TASK STATEMENT: Each entry below is to be transcribed exactly.

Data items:
- - - - - - -

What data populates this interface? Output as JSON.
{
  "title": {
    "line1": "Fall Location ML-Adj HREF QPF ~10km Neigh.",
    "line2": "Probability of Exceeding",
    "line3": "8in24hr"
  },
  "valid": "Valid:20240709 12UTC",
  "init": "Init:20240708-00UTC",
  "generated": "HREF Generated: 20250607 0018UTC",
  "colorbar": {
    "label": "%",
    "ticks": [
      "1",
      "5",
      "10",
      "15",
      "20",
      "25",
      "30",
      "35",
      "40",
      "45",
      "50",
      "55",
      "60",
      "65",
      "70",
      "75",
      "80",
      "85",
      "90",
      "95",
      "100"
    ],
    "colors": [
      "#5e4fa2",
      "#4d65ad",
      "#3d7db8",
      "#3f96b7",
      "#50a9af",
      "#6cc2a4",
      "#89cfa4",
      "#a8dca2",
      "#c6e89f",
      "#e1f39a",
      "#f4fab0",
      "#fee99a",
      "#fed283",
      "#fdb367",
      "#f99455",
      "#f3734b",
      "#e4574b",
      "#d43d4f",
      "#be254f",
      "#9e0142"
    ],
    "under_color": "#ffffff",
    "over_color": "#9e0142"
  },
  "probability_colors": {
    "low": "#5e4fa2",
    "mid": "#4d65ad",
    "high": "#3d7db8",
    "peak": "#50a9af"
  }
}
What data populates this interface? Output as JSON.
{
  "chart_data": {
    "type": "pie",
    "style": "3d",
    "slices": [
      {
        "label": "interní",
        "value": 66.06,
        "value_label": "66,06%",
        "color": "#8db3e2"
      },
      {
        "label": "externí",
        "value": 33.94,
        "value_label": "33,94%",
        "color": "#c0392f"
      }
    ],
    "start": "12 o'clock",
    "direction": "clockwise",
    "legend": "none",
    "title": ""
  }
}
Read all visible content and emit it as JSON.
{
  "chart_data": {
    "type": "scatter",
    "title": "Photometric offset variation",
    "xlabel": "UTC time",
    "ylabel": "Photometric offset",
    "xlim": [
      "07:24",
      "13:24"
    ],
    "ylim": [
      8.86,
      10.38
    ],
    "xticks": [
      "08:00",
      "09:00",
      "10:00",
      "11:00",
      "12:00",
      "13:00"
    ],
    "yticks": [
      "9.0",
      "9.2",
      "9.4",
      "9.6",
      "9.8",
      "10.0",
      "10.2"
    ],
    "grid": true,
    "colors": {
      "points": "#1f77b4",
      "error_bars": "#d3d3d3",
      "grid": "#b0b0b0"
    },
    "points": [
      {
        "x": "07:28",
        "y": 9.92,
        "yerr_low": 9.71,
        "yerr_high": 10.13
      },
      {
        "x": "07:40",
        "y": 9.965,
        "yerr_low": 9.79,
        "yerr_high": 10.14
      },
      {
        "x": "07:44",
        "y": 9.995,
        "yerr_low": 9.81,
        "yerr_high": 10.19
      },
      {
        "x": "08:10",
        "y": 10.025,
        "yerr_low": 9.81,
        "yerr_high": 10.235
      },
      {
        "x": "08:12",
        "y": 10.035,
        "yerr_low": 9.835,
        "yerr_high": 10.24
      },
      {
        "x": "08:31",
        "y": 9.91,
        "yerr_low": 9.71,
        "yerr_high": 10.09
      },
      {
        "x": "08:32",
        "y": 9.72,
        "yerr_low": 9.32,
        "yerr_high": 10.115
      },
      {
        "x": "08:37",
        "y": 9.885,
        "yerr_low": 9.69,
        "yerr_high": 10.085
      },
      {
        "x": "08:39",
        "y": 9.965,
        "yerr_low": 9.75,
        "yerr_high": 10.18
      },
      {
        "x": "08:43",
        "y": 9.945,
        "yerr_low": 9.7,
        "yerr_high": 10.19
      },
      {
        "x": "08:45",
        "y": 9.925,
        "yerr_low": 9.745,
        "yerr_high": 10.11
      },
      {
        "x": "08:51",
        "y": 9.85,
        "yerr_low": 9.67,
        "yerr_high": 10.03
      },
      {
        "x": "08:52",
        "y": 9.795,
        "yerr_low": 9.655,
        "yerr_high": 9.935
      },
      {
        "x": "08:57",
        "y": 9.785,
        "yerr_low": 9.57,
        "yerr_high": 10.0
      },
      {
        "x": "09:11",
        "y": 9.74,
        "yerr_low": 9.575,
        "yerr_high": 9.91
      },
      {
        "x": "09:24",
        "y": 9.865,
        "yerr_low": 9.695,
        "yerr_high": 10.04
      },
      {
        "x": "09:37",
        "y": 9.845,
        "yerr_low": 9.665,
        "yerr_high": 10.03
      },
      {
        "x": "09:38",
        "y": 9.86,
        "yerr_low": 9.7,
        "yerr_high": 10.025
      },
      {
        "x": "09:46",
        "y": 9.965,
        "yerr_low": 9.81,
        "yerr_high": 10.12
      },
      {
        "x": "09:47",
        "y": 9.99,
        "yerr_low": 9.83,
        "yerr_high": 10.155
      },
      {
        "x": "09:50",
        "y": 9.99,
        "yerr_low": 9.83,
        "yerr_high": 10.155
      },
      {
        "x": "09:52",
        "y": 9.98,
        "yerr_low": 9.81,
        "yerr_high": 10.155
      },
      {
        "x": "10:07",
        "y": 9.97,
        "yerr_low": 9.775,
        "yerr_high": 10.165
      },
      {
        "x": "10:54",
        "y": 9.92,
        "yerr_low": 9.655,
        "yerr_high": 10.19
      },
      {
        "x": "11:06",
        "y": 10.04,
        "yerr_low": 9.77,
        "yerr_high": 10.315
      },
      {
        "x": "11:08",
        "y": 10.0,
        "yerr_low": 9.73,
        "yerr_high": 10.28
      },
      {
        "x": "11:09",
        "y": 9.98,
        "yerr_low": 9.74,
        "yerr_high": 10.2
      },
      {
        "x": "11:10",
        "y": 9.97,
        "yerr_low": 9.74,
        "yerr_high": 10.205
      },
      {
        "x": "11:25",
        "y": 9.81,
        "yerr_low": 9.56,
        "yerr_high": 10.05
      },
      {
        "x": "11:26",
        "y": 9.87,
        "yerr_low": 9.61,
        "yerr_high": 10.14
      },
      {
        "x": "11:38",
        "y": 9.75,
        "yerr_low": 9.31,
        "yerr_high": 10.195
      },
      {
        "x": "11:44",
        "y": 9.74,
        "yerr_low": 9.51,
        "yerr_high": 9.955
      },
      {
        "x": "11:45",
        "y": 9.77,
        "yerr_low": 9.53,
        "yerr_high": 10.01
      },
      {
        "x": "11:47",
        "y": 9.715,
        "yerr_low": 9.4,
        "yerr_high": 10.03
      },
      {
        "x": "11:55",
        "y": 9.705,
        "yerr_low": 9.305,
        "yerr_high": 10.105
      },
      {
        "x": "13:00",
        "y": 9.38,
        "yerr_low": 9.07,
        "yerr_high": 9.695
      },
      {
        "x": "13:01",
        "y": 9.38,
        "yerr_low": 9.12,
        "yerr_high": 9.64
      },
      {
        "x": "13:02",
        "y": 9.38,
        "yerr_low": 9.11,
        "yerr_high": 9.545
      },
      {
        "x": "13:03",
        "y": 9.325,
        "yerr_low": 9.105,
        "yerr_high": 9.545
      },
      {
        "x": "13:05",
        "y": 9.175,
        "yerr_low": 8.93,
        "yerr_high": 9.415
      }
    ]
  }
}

- - - - - - -

CORRECT RESPONSE:
What data populates this interface? Output as JSON.
{
  "title": {
    "line1": "Fall Location ML-Adj HREF QPF ~10km Neigh.",
    "line2": "Probability of Exceeding",
    "line3": "8in24hr"
  },
  "valid": "Valid:20240709 12UTC",
  "init": "Init:20240708-00UTC",
  "generated": "HREF Generated: 20250607 0018UTC",
  "colorbar": {
    "label": "%",
    "ticks": [
      "1",
      "5",
      "10",
      "15",
      "20",
      "25",
      "30",
      "35",
      "40",
      "45",
      "50",
      "55",
      "60",
      "65",
      "70",
      "75",
      "80",
      "85",
      "90",
      "95",
      "100"
    ],
    "colors": [
      "#5e4fa2",
      "#4d65ad",
      "#3d7db8",
      "#3f96b7",
      "#50a9af",
      "#6cc2a4",
      "#89cfa4",
      "#a8dca2",
      "#c6e89f",
      "#e1f39a",
      "#f4fab0",
      "#fee99a",
      "#fed283",
      "#fdb367",
      "#f99455",
      "#f3734b",
      "#e4574b",
      "#d43d4f",
      "#be254f",
      "#9e0142"
    ],
    "under_color": "#ffffff",
    "over_color": "#9e0142"
  },
  "probability_colors": {
    "low": "#5e4fa2",
    "mid": "#4d65ad",
    "high": "#3d7db8",
    "peak": "#50a9af"
  }
}
What data populates this interface? Output as JSON.
{
  "chart_data": {
    "type": "pie",
    "style": "3d",
    "slices": [
      {
        "label": "interní",
        "value": 66.06,
        "value_label": "66,06%",
        "color": "#8db3e2"
      },
      {
        "label": "externí",
        "value": 33.94,
        "value_label": "33,94%",
        "color": "#c0392f"
      }
    ],
    "start": "12 o'clock",
    "direction": "clockwise",
    "legend": "none",
    "title": ""
  }
}
Read all visible content and emit it as JSON.
{
  "chart_data": {
    "type": "scatter",
    "title": "Photometric offset variation",
    "xlabel": "UTC time",
    "ylabel": "Photometric offset",
    "xlim": [
      "07:24",
      "13:24"
    ],
    "ylim": [
      8.86,
      10.38
    ],
    "xticks": [
      "08:00",
      "09:00",
      "10:00",
      "11:00",
      "12:00",
      "13:00"
    ],
    "yticks": [
      "9.0",
      "9.2",
      "9.4",
      "9.6",
      "9.8",
      "10.0",
      "10.2"
    ],
    "grid": true,
    "colors": {
      "points": "#1f77b4",
      "error_bars": "#d3d3d3",
      "grid": "#b0b0b0"
    },
    "points": [
      {
        "x": "07:28",
        "y": 9.92,
        "yerr_low": 9.71,
        "yerr_high": 10.13
      },
      {
        "x": "07:40",
        "y": 9.965,
        "yerr_low": 9.79,
        "yerr_high": 10.14
      },
      {
        "x": "07:44",
        "y": 9.995,
        "yerr_low": 9.81,
        "yerr_high": 10.19
      },
      {
        "x": "08:10",
        "y": 10.025,
        "yerr_low": 9.81,
        "yerr_high": 10.235
      },
      {
        "x": "08:12",
        "y": 10.035,
        "yerr_low": 9.835,
        "yerr_high": 10.24
      },
      {
        "x": "08:31",
        "y": 9.91,
        "yerr_low": 9.71,
        "yerr_high": 10.09
      },
      {
        "x": "08:32",
        "y": 9.72,
        "yerr_low": 9.32,
        "yerr_high": 10.115
      },
      {
        "x": "08:37",
        "y": 9.885,
        "yerr_low": 9.69,
        "yerr_high": 10.085
      },
      {
        "x": "08:39",
        "y": 9.965,
        "yerr_low": 9.75,
        "yerr_high": 10.18
      },
      {
        "x": "08:43",
        "y": 9.945,
        "yerr_low": 9.7,
        "yerr_high": 10.19
      },
      {
        "x": "08:45",
        "y": 9.925,
        "yerr_low": 9.745,
        "yerr_high": 10.11
      },
      {
        "x": "08:51",
        "y": 9.85,
        "yerr_low": 9.67,
        "yerr_high": 10.03
      },
      {
        "x": "08:52",
        "y": 9.795,
        "yerr_low": 9.655,
        "yerr_high": 9.935
      },
      {
        "x": "08:57",
        "y": 9.785,
        "yerr_low": 9.57,
        "yerr_high": 10.0
      },
      {
        "x": "09:11",
        "y": 9.74,
        "yerr_low": 9.575,
        "yerr_high": 9.91
      },
      {
        "x": "09:24",
        "y": 9.865,
        "yerr_low": 9.695,
        "yerr_high": 10.04
      },
      {
        "x": "09:37",
        "y": 9.845,
        "yerr_low": 9.665,
        "yerr_high": 10.03
      },
      {
        "x": "09:38",
        "y": 9.86,
        "yerr_low": 9.7,
        "yerr_high": 10.025
      },
      {
        "x": "09:46",
        "y": 9.965,
        "yerr_low": 9.81,
        "yerr_high": 10.12
      },
      {
        "x": "09:47",
        "y": 9.99,
        "yerr_low": 9.83,
        "yerr_high": 10.155
      },
      {
        "x": "09:50",
        "y": 9.99,
        "yerr_low": 9.83,
        "yerr_high": 10.155
      },
      {
        "x": "09:52",
        "y": 9.98,
        "yerr_low": 9.81,
        "yerr_high": 10.155
      },
      {
        "x": "10:07",
        "y": 9.97,
        "yerr_low": 9.775,
        "yerr_high": 10.165
      },
      {
        "x": "10:54",
        "y": 9.92,
        "yerr_low": 9.655,
        "yerr_high": 10.19
      },
      {
        "x": "11:06",
        "y": 10.04,
        "yerr_low": 9.77,
        "yerr_high": 10.315
      },
      {
        "x": "11:08",
        "y": 10.0,
        "yerr_low": 9.73,
        "yerr_high": 10.28
      },
      {
        "x": "11:09",
        "y": 9.98,
        "yerr_low": 9.74,
        "yerr_high": 10.2
      },
      {
        "x": "11:10",
        "y": 9.97,
        "yerr_low": 9.74,
        "yerr_high": 10.205
      },
      {
        "x": "11:25",
        "y": 9.81,
        "yerr_low": 9.56,
        "yerr_high": 10.05
      },
      {
        "x": "11:26",
        "y": 9.87,
        "yerr_low": 9.61,
        "yerr_high": 10.14
      },
      {
        "x": "11:38",
        "y": 9.75,
        "yerr_low": 9.31,
        "yerr_high": 10.195
      },
      {
        "x": "11:44",
        "y": 9.74,
        "yerr_low": 9.51,
        "yerr_high": 9.955
      },
      {
        "x": "11:45",
        "y": 9.77,
        "yerr_low": 9.53,
        "yerr_high": 10.01
      },
      {
        "x": "11:47",
        "y": 9.715,
        "yerr_low": 9.4,
        "yerr_high": 10.03
      },
      {
        "x": "11:55",
        "y": 9.705,
        "yerr_low": 9.305,
        "yerr_high": 10.105
      },
      {
        "x": "13:00",
        "y": 9.38,
        "yerr_low": 9.07,
        "yerr_high": 9.695
      },
      {
        "x": "13:01",
        "y": 9.38,
        "yerr_low": 9.12,
        "yerr_high": 9.64
      },
      {
        "x": "13:02",
        "y": 9.38,
        "yerr_low": 9.11,
        "yerr_high": 9.545
      },
      {
        "x": "13:03",
        "y": 9.325,
        "yerr_low": 9.105,
        "yerr_high": 9.545
      },
      {
        "x": "13:05",
        "y": 9.175,
        "yerr_low": 8.93,
        "yerr_high": 9.415
      }
    ]
  }
}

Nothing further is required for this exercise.